Reproduce the records from the line with "247, 184, 263]" up to and including the line with "176, 596, 191]", character for character.

ENTRIES SUPPLIED:
▽

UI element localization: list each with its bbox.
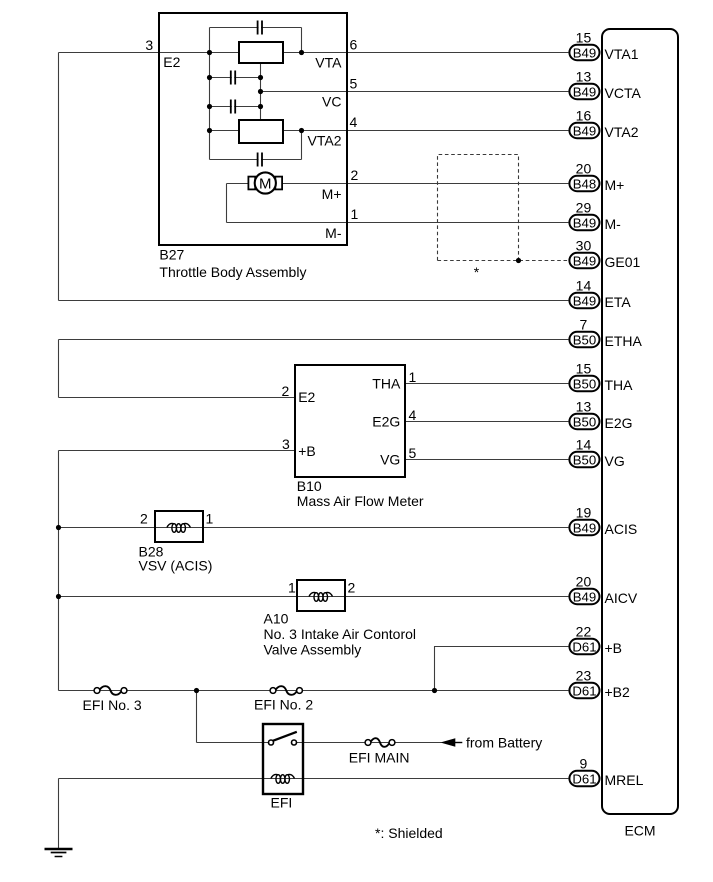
svg-text:B27: B27	[159, 247, 184, 263]
svg-text:*: Shielded: *: Shielded	[375, 825, 443, 841]
svg-text:9: 9	[580, 755, 588, 771]
svg-text:M-: M-	[325, 225, 342, 241]
inductor coil (A10)	[314, 593, 319, 602]
wire inner left vertical	[209, 28, 211, 160]
wire THA row	[405, 383, 568, 385]
svg-text:20: 20	[576, 160, 592, 176]
svg-text:E2G: E2G	[372, 414, 400, 430]
svg-text:1: 1	[351, 206, 359, 222]
junction dots inside B27	[207, 50, 212, 55]
node +B branch junction	[432, 688, 437, 693]
svg-text:ETHA: ETHA	[605, 333, 643, 349]
svg-text:13: 13	[576, 68, 592, 84]
svg-text:D61: D61	[572, 771, 596, 786]
inductor coil (VSV)	[172, 524, 177, 533]
svg-text:VG: VG	[605, 453, 625, 469]
motor M (throttle)	[248, 177, 255, 190]
wire +B branch to ECM	[434, 646, 568, 648]
fuse EFI MAIN	[365, 740, 371, 746]
svg-text:+B2: +B2	[605, 684, 631, 700]
connector oval B49 / pin 15 (VTA1)	[569, 45, 599, 60]
capacitor C2	[232, 76, 234, 79]
capacitor C4 (bottom)	[259, 158, 261, 161]
svg-text:2: 2	[140, 511, 148, 527]
wire inner right vertical bottom	[301, 131, 303, 160]
svg-text:VTA2: VTA2	[308, 133, 342, 149]
ground symbol	[45, 848, 73, 851]
fuse EFI No. 2	[270, 688, 276, 694]
svg-text:B50: B50	[573, 414, 596, 429]
wire ETHA-E2 rail	[58, 340, 60, 398]
connector oval D61 / pin 9 (MREL)	[569, 771, 599, 786]
connector oval B49 / pin 13 (VCTA)	[569, 84, 599, 99]
throttle body B27 box	[159, 13, 347, 245]
svg-text:B48: B48	[573, 176, 596, 191]
wire mid capacitor row A	[210, 77, 261, 79]
svg-text:B49: B49	[573, 215, 596, 230]
svg-text:23: 23	[576, 667, 592, 683]
svg-text:ETA: ETA	[605, 294, 632, 310]
wire inner right vertical top	[301, 28, 303, 53]
svg-text:EFI MAIN: EFI MAIN	[349, 749, 410, 765]
svg-text:M+: M+	[605, 177, 625, 193]
svg-text:D61: D61	[572, 639, 596, 654]
capacitor C1 (top)	[259, 26, 261, 29]
svg-text:B50: B50	[573, 376, 596, 391]
connector oval B49 / pin 14 (ETA)	[569, 293, 599, 308]
connector oval B49 / pin 20 (AICV)	[569, 589, 599, 604]
svg-text:14: 14	[576, 436, 592, 452]
connector oval B50 / pin 14 (VG)	[569, 452, 599, 467]
wire E2G row	[405, 421, 568, 423]
svg-text:E2G: E2G	[605, 415, 633, 431]
svg-text:VSV (ACIS): VSV (ACIS)	[139, 558, 213, 574]
connector oval D61 / pin 23 (+B2)	[569, 683, 599, 698]
wire ETA row	[59, 300, 569, 302]
svg-text:THA: THA	[372, 376, 401, 392]
svg-text:ECM: ECM	[624, 823, 655, 839]
svg-text:14: 14	[576, 277, 592, 293]
wire bottom capacitor row	[210, 159, 302, 161]
svg-text:+B: +B	[298, 443, 316, 459]
svg-text:M-: M-	[605, 216, 622, 232]
svg-text:No. 3 Intake Air Contorol: No. 3 Intake Air Contorol	[264, 626, 417, 642]
svg-text:30: 30	[576, 237, 592, 253]
svg-text:AICV: AICV	[605, 590, 638, 606]
connector oval B49 / pin 19 (ACIS)	[569, 520, 599, 535]
svg-text:Throttle Body Assembly: Throttle Body Assembly	[159, 264, 306, 280]
svg-text:16: 16	[576, 107, 592, 123]
wire mid capacitor row B	[210, 106, 261, 108]
connector oval D61 / pin 22 (+B)	[569, 639, 599, 654]
wire relay feed vertical	[196, 691, 198, 743]
mass air flow meter B10 box	[295, 365, 405, 477]
svg-text:VCTA: VCTA	[605, 85, 642, 101]
svg-text:4: 4	[350, 114, 358, 130]
connector oval B48 / pin 20 (M+)	[569, 176, 599, 191]
svg-text:B49: B49	[573, 84, 596, 99]
svg-text:3: 3	[145, 37, 153, 53]
svg-text:B49: B49	[573, 45, 596, 60]
svg-text:B49: B49	[573, 293, 596, 308]
wire +B row from MAF	[59, 450, 295, 452]
svg-text:15: 15	[576, 360, 592, 376]
connector oval B50 / pin 7 (ETHA)	[569, 332, 599, 347]
svg-text:EFI No. 2: EFI No. 2	[254, 696, 313, 712]
connector oval B50 / pin 15 (THA)	[569, 376, 599, 391]
svg-text:A10: A10	[264, 611, 289, 627]
svg-text:20: 20	[576, 573, 592, 589]
svg-text:B50: B50	[573, 452, 596, 467]
wire ACIS row	[59, 527, 569, 529]
svg-text:E2: E2	[298, 389, 315, 405]
svg-text:7: 7	[580, 316, 588, 332]
svg-text:B49: B49	[573, 589, 596, 604]
wire relay switch row left	[197, 742, 269, 744]
svg-text:VTA1: VTA1	[605, 46, 639, 62]
intake air control valve A10 box	[297, 580, 345, 611]
svg-text:5: 5	[350, 76, 358, 92]
svg-text:13: 13	[576, 398, 592, 414]
svg-text:VTA2: VTA2	[605, 124, 639, 140]
wire MREL row	[59, 778, 569, 780]
wire GE01 dashed (shield drain)	[438, 260, 569, 262]
wire relay switch row right to arrow	[296, 742, 441, 744]
wire VTA1 row (B27 pin6 to ECM, also pin3/E2 segment on left)	[59, 52, 239, 54]
svg-text:1: 1	[409, 369, 417, 385]
svg-text:Mass Air Flow Meter: Mass Air Flow Meter	[297, 493, 424, 509]
wire E2 row to MAF	[59, 397, 295, 399]
wire inner middle vertical	[260, 63, 262, 120]
svg-text:22: 22	[576, 623, 592, 639]
relay EFI box	[263, 724, 303, 794]
fuse EFI No. 3	[94, 688, 100, 694]
wire bottom power rail	[59, 690, 569, 692]
svg-text:19: 19	[576, 504, 592, 520]
node shield drain junction	[516, 258, 521, 263]
svg-text:THA: THA	[605, 377, 634, 393]
svg-text:M+: M+	[322, 186, 342, 202]
node AICV rail junction	[56, 594, 61, 599]
svg-text:1: 1	[206, 511, 214, 527]
svg-text:EFI: EFI	[271, 795, 293, 811]
connector oval B49 / pin 29 (M-)	[569, 215, 599, 230]
wire M- row	[227, 222, 569, 224]
svg-text:M: M	[259, 175, 272, 192]
connector oval B49 / pin 16 (VTA2)	[569, 123, 599, 138]
wire top capacitor row	[210, 27, 302, 29]
svg-text:6: 6	[350, 36, 358, 52]
capacitor C3	[232, 105, 234, 108]
wire ETHA row	[59, 339, 569, 341]
svg-text:B10: B10	[297, 478, 322, 494]
wire VTA2 row	[210, 130, 239, 132]
svg-text:29: 29	[576, 199, 592, 215]
svg-text:2: 2	[348, 580, 356, 596]
svg-text:B50: B50	[573, 332, 596, 347]
shield dashed box	[438, 155, 519, 261]
wire M+ row	[282, 183, 568, 185]
wire VC row (VC to VCTA)	[261, 91, 569, 93]
node relay feed junction	[194, 688, 199, 693]
svg-text:2: 2	[351, 167, 359, 183]
svg-text:GE01: GE01	[605, 254, 641, 270]
svg-text:E2: E2	[163, 54, 180, 70]
connector oval B49 / pin 30 (GE01)	[569, 253, 599, 268]
svg-text:5: 5	[409, 445, 417, 461]
relay switch contacts	[269, 740, 274, 745]
svg-text:2: 2	[282, 383, 290, 399]
svg-text:VG: VG	[380, 452, 400, 468]
svg-text:*: *	[474, 264, 480, 280]
svg-text:B49: B49	[573, 253, 596, 268]
svg-text:15: 15	[576, 29, 592, 45]
svg-text:3: 3	[282, 436, 290, 452]
svg-text:VTA: VTA	[315, 55, 342, 71]
svg-text:4: 4	[409, 407, 417, 423]
wire AICV row	[59, 596, 569, 598]
wire VG row	[405, 459, 568, 461]
ECM box	[602, 29, 678, 814]
relay coil (EFI)	[276, 775, 281, 784]
svg-text:VC: VC	[322, 94, 341, 110]
node ACIS rail junction	[56, 525, 61, 530]
svg-text:B49: B49	[573, 123, 596, 138]
svg-text:MREL: MREL	[605, 772, 644, 788]
svg-text:from Battery: from Battery	[466, 734, 542, 750]
svg-text:EFI No. 3: EFI No. 3	[83, 697, 142, 713]
wire ground rail	[58, 779, 60, 850]
wire +B left rail down	[58, 451, 60, 691]
wire +B branch vertical	[434, 647, 436, 691]
wire left rail pin3-to-ETA	[58, 53, 60, 301]
svg-text:B49: B49	[573, 520, 596, 535]
svg-text:1: 1	[288, 580, 296, 596]
svg-text:ACIS: ACIS	[605, 521, 638, 537]
arrow from battery	[440, 738, 455, 747]
resistor sensor element VTA2	[239, 120, 283, 143]
resistor sensor element VTA	[239, 42, 283, 63]
VSV B28 box	[155, 511, 203, 542]
svg-text:Valve Assembly: Valve Assembly	[264, 641, 362, 657]
connector oval B50 / pin 13 (E2G)	[569, 414, 599, 429]
svg-text:+B: +B	[605, 640, 623, 656]
svg-text:D61: D61	[572, 683, 596, 698]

△

CORRECT RESPONSE:
svg-text:B27: B27	[159, 247, 184, 263]
svg-text:*: Shielded: *: Shielded	[375, 825, 443, 841]
svg-text:9: 9	[580, 755, 588, 771]
svg-text:M-: M-	[325, 225, 342, 241]
inductor coil (A10)	[314, 593, 319, 602]
wire inner left vertical	[209, 28, 211, 160]
wire THA row	[405, 383, 568, 385]
svg-text:20: 20	[576, 160, 592, 176]
svg-text:E2G: E2G	[372, 414, 400, 430]
svg-text:1: 1	[351, 206, 359, 222]
junction dots inside B27	[207, 50, 212, 55]
node +B branch junction	[432, 688, 437, 693]
svg-text:ETHA: ETHA	[605, 333, 643, 349]
svg-text:13: 13	[576, 68, 592, 84]
svg-text:D61: D61	[572, 771, 596, 786]
inductor coil (VSV)	[172, 524, 177, 533]
svg-text:VG: VG	[605, 453, 625, 469]
motor M (throttle)	[248, 177, 255, 190]
wire +B branch to ECM	[434, 646, 568, 648]
fuse EFI MAIN	[365, 740, 371, 746]
svg-text:+B2: +B2	[605, 684, 631, 700]
connector oval B49 / pin 15 (VTA1)	[569, 45, 599, 60]
capacitor C2	[232, 76, 234, 79]
capacitor C4 (bottom)	[259, 158, 261, 161]
svg-text:2: 2	[140, 511, 148, 527]
wire inner right vertical bottom	[301, 131, 303, 160]
svg-text:VTA2: VTA2	[308, 133, 342, 149]
ground symbol	[45, 848, 73, 851]
fuse EFI No. 2	[270, 688, 276, 694]
svg-text:B50: B50	[573, 414, 596, 429]
wire ETHA-E2 rail	[58, 340, 60, 398]
connector oval D61 / pin 9 (MREL)	[569, 771, 599, 786]
connector oval B49 / pin 13 (VCTA)	[569, 84, 599, 99]
throttle body B27 box	[159, 13, 347, 245]
svg-text:B48: B48	[573, 176, 596, 191]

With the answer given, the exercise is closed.